DIRECTIONS
Extract each line of the data below exactly as written.

ENTRIES
↓
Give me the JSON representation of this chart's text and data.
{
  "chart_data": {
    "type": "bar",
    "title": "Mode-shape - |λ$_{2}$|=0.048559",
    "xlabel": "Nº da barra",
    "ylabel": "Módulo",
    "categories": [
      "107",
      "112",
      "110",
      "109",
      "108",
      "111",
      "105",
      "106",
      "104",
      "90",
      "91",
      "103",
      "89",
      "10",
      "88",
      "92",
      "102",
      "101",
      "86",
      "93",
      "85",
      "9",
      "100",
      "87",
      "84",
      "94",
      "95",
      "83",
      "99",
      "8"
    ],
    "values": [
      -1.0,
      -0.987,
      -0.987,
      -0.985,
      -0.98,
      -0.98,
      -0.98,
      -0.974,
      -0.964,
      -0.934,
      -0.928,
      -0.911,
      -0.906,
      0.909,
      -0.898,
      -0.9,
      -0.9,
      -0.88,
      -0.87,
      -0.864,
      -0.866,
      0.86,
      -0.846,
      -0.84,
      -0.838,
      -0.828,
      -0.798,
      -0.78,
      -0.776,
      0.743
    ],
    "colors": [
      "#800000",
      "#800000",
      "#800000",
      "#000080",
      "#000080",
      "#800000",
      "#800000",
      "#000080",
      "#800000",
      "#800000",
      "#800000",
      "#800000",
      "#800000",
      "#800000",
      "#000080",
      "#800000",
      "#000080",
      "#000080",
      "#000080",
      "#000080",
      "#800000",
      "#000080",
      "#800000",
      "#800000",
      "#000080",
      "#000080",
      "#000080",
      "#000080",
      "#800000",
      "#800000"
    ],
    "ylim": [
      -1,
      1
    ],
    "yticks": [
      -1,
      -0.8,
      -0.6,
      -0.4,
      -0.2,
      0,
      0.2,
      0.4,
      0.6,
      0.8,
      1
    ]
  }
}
↑
TASK RESULT
Give me the JSON representation of this chart's text and data.
{
  "chart_data": {
    "type": "bar",
    "title": "Mode-shape - |λ$_{2}$|=0.048559",
    "xlabel": "Nº da barra",
    "ylabel": "Módulo",
    "categories": [
      "107",
      "112",
      "110",
      "109",
      "108",
      "111",
      "105",
      "106",
      "104",
      "90",
      "91",
      "103",
      "89",
      "10",
      "88",
      "92",
      "102",
      "101",
      "86",
      "93",
      "85",
      "9",
      "100",
      "87",
      "84",
      "94",
      "95",
      "83",
      "99",
      "8"
    ],
    "values": [
      -1.0,
      -0.987,
      -0.987,
      -0.985,
      -0.98,
      -0.98,
      -0.98,
      -0.974,
      -0.964,
      -0.934,
      -0.928,
      -0.911,
      -0.906,
      0.909,
      -0.898,
      -0.9,
      -0.9,
      -0.88,
      -0.87,
      -0.864,
      -0.866,
      0.86,
      -0.846,
      -0.84,
      -0.838,
      -0.828,
      -0.798,
      -0.78,
      -0.776,
      0.743
    ],
    "colors": [
      "#800000",
      "#800000",
      "#800000",
      "#000080",
      "#000080",
      "#800000",
      "#800000",
      "#000080",
      "#800000",
      "#800000",
      "#800000",
      "#800000",
      "#800000",
      "#800000",
      "#000080",
      "#800000",
      "#000080",
      "#000080",
      "#000080",
      "#000080",
      "#800000",
      "#000080",
      "#800000",
      "#800000",
      "#000080",
      "#000080",
      "#000080",
      "#000080",
      "#800000",
      "#800000"
    ],
    "ylim": [
      -1,
      1
    ],
    "yticks": [
      -1,
      -0.8,
      -0.6,
      -0.4,
      -0.2,
      0,
      0.2,
      0.4,
      0.6,
      0.8,
      1
    ]
  }
}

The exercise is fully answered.